▶ Data tied to figure images
— Start —

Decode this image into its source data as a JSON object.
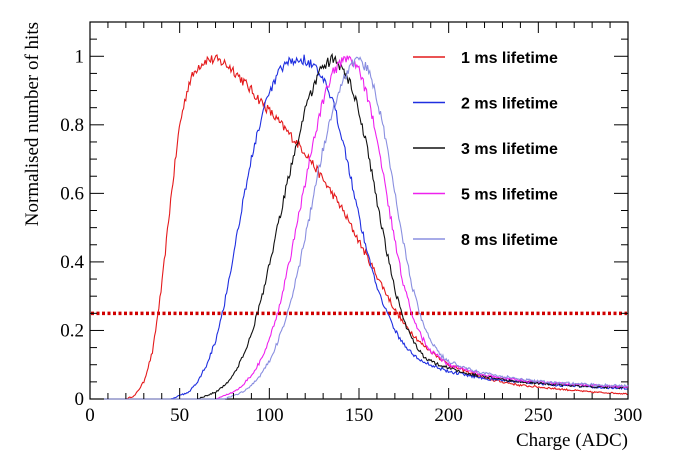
{
  "chart_data": {
    "type": "line",
    "title": "",
    "xlabel": "Charge (ADC)",
    "ylabel": "Normalised number of hits",
    "xlim": [
      0,
      300
    ],
    "ylim": [
      0,
      1.1
    ],
    "x_ticks": [
      "0",
      "50",
      "100",
      "150",
      "200",
      "250",
      "300"
    ],
    "y_ticks": [
      "0",
      "0.2",
      "0.4",
      "0.6",
      "0.8",
      "1"
    ],
    "grid": false,
    "legend_position": "top-right",
    "reference_line": {
      "y": 0.25,
      "color": "#d00000",
      "style": "dotted"
    },
    "x": [
      0,
      10,
      20,
      25,
      30,
      35,
      40,
      45,
      50,
      55,
      60,
      65,
      70,
      75,
      80,
      85,
      90,
      95,
      100,
      105,
      110,
      115,
      120,
      125,
      130,
      135,
      140,
      145,
      150,
      155,
      160,
      165,
      170,
      175,
      180,
      185,
      190,
      195,
      200,
      210,
      220,
      230,
      240,
      250,
      260,
      270,
      280,
      290,
      300
    ],
    "series": [
      {
        "name": "1 ms lifetime",
        "color": "#e41a1c",
        "values": [
          0,
          0,
          0,
          0.01,
          0.05,
          0.14,
          0.33,
          0.58,
          0.8,
          0.92,
          0.97,
          0.99,
          0.99,
          0.98,
          0.96,
          0.93,
          0.9,
          0.87,
          0.84,
          0.81,
          0.78,
          0.75,
          0.72,
          0.68,
          0.64,
          0.6,
          0.56,
          0.51,
          0.46,
          0.41,
          0.36,
          0.31,
          0.26,
          0.22,
          0.19,
          0.16,
          0.14,
          0.12,
          0.1,
          0.08,
          0.06,
          0.05,
          0.04,
          0.035,
          0.03,
          0.025,
          0.02,
          0.018,
          0.015
        ]
      },
      {
        "name": "2 ms lifetime",
        "color": "#1f2fe0",
        "values": [
          0,
          0,
          0,
          0,
          0,
          0,
          0,
          0,
          0.01,
          0.02,
          0.05,
          0.1,
          0.17,
          0.28,
          0.42,
          0.57,
          0.7,
          0.81,
          0.89,
          0.95,
          0.98,
          0.99,
          0.99,
          0.97,
          0.93,
          0.87,
          0.78,
          0.66,
          0.53,
          0.42,
          0.33,
          0.26,
          0.2,
          0.16,
          0.13,
          0.11,
          0.1,
          0.09,
          0.08,
          0.07,
          0.06,
          0.055,
          0.05,
          0.045,
          0.04,
          0.038,
          0.035,
          0.033,
          0.03
        ]
      },
      {
        "name": "3 ms lifetime",
        "color": "#111111",
        "values": [
          0,
          0,
          0,
          0,
          0,
          0,
          0,
          0,
          0,
          0,
          0,
          0.01,
          0.02,
          0.04,
          0.07,
          0.12,
          0.19,
          0.28,
          0.39,
          0.51,
          0.63,
          0.74,
          0.84,
          0.92,
          0.97,
          0.99,
          0.97,
          0.92,
          0.84,
          0.72,
          0.58,
          0.44,
          0.32,
          0.23,
          0.17,
          0.13,
          0.11,
          0.1,
          0.09,
          0.075,
          0.065,
          0.057,
          0.05,
          0.046,
          0.042,
          0.039,
          0.036,
          0.034,
          0.032
        ]
      },
      {
        "name": "5 ms lifetime",
        "color": "#ee22ee",
        "values": [
          0,
          0,
          0,
          0,
          0,
          0,
          0,
          0,
          0,
          0,
          0,
          0,
          0,
          0.01,
          0.02,
          0.04,
          0.07,
          0.11,
          0.17,
          0.26,
          0.37,
          0.5,
          0.63,
          0.76,
          0.87,
          0.95,
          0.98,
          0.99,
          0.96,
          0.88,
          0.76,
          0.61,
          0.46,
          0.33,
          0.24,
          0.18,
          0.14,
          0.12,
          0.1,
          0.085,
          0.07,
          0.062,
          0.055,
          0.05,
          0.046,
          0.043,
          0.04,
          0.038,
          0.036
        ]
      },
      {
        "name": "8 ms lifetime",
        "color": "#8a8fe0",
        "values": [
          0,
          0,
          0,
          0,
          0,
          0,
          0,
          0,
          0,
          0,
          0,
          0,
          0,
          0,
          0.01,
          0.02,
          0.04,
          0.07,
          0.11,
          0.17,
          0.25,
          0.35,
          0.47,
          0.6,
          0.73,
          0.84,
          0.92,
          0.97,
          0.99,
          0.96,
          0.88,
          0.75,
          0.6,
          0.45,
          0.32,
          0.23,
          0.17,
          0.13,
          0.11,
          0.09,
          0.075,
          0.066,
          0.058,
          0.052,
          0.048,
          0.045,
          0.042,
          0.04,
          0.038
        ]
      }
    ]
  }
}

— End —

▶ SET EXERCISE
Write out all the entries word for word, but skip any images.

▶ RESULT
Decode this image into its source data as a JSON object.
{
  "chart_data": {
    "type": "line",
    "title": "",
    "xlabel": "Charge (ADC)",
    "ylabel": "Normalised number of hits",
    "xlim": [
      0,
      300
    ],
    "ylim": [
      0,
      1.1
    ],
    "x_ticks": [
      "0",
      "50",
      "100",
      "150",
      "200",
      "250",
      "300"
    ],
    "y_ticks": [
      "0",
      "0.2",
      "0.4",
      "0.6",
      "0.8",
      "1"
    ],
    "grid": false,
    "legend_position": "top-right",
    "reference_line": {
      "y": 0.25,
      "color": "#d00000",
      "style": "dotted"
    },
    "x": [
      0,
      10,
      20,
      25,
      30,
      35,
      40,
      45,
      50,
      55,
      60,
      65,
      70,
      75,
      80,
      85,
      90,
      95,
      100,
      105,
      110,
      115,
      120,
      125,
      130,
      135,
      140,
      145,
      150,
      155,
      160,
      165,
      170,
      175,
      180,
      185,
      190,
      195,
      200,
      210,
      220,
      230,
      240,
      250,
      260,
      270,
      280,
      290,
      300
    ],
    "series": [
      {
        "name": "1 ms lifetime",
        "color": "#e41a1c",
        "values": [
          0,
          0,
          0,
          0.01,
          0.05,
          0.14,
          0.33,
          0.58,
          0.8,
          0.92,
          0.97,
          0.99,
          0.99,
          0.98,
          0.96,
          0.93,
          0.9,
          0.87,
          0.84,
          0.81,
          0.78,
          0.75,
          0.72,
          0.68,
          0.64,
          0.6,
          0.56,
          0.51,
          0.46,
          0.41,
          0.36,
          0.31,
          0.26,
          0.22,
          0.19,
          0.16,
          0.14,
          0.12,
          0.1,
          0.08,
          0.06,
          0.05,
          0.04,
          0.035,
          0.03,
          0.025,
          0.02,
          0.018,
          0.015
        ]
      },
      {
        "name": "2 ms lifetime",
        "color": "#1f2fe0",
        "values": [
          0,
          0,
          0,
          0,
          0,
          0,
          0,
          0,
          0.01,
          0.02,
          0.05,
          0.1,
          0.17,
          0.28,
          0.42,
          0.57,
          0.7,
          0.81,
          0.89,
          0.95,
          0.98,
          0.99,
          0.99,
          0.97,
          0.93,
          0.87,
          0.78,
          0.66,
          0.53,
          0.42,
          0.33,
          0.26,
          0.2,
          0.16,
          0.13,
          0.11,
          0.1,
          0.09,
          0.08,
          0.07,
          0.06,
          0.055,
          0.05,
          0.045,
          0.04,
          0.038,
          0.035,
          0.033,
          0.03
        ]
      },
      {
        "name": "3 ms lifetime",
        "color": "#111111",
        "values": [
          0,
          0,
          0,
          0,
          0,
          0,
          0,
          0,
          0,
          0,
          0,
          0.01,
          0.02,
          0.04,
          0.07,
          0.12,
          0.19,
          0.28,
          0.39,
          0.51,
          0.63,
          0.74,
          0.84,
          0.92,
          0.97,
          0.99,
          0.97,
          0.92,
          0.84,
          0.72,
          0.58,
          0.44,
          0.32,
          0.23,
          0.17,
          0.13,
          0.11,
          0.1,
          0.09,
          0.075,
          0.065,
          0.057,
          0.05,
          0.046,
          0.042,
          0.039,
          0.036,
          0.034,
          0.032
        ]
      },
      {
        "name": "5 ms lifetime",
        "color": "#ee22ee",
        "values": [
          0,
          0,
          0,
          0,
          0,
          0,
          0,
          0,
          0,
          0,
          0,
          0,
          0,
          0.01,
          0.02,
          0.04,
          0.07,
          0.11,
          0.17,
          0.26,
          0.37,
          0.5,
          0.63,
          0.76,
          0.87,
          0.95,
          0.98,
          0.99,
          0.96,
          0.88,
          0.76,
          0.61,
          0.46,
          0.33,
          0.24,
          0.18,
          0.14,
          0.12,
          0.1,
          0.085,
          0.07,
          0.062,
          0.055,
          0.05,
          0.046,
          0.043,
          0.04,
          0.038,
          0.036
        ]
      },
      {
        "name": "8 ms lifetime",
        "color": "#8a8fe0",
        "values": [
          0,
          0,
          0,
          0,
          0,
          0,
          0,
          0,
          0,
          0,
          0,
          0,
          0,
          0,
          0.01,
          0.02,
          0.04,
          0.07,
          0.11,
          0.17,
          0.25,
          0.35,
          0.47,
          0.6,
          0.73,
          0.84,
          0.92,
          0.97,
          0.99,
          0.96,
          0.88,
          0.75,
          0.6,
          0.45,
          0.32,
          0.23,
          0.17,
          0.13,
          0.11,
          0.09,
          0.075,
          0.066,
          0.058,
          0.052,
          0.048,
          0.045,
          0.042,
          0.04,
          0.038
        ]
      }
    ]
  }
}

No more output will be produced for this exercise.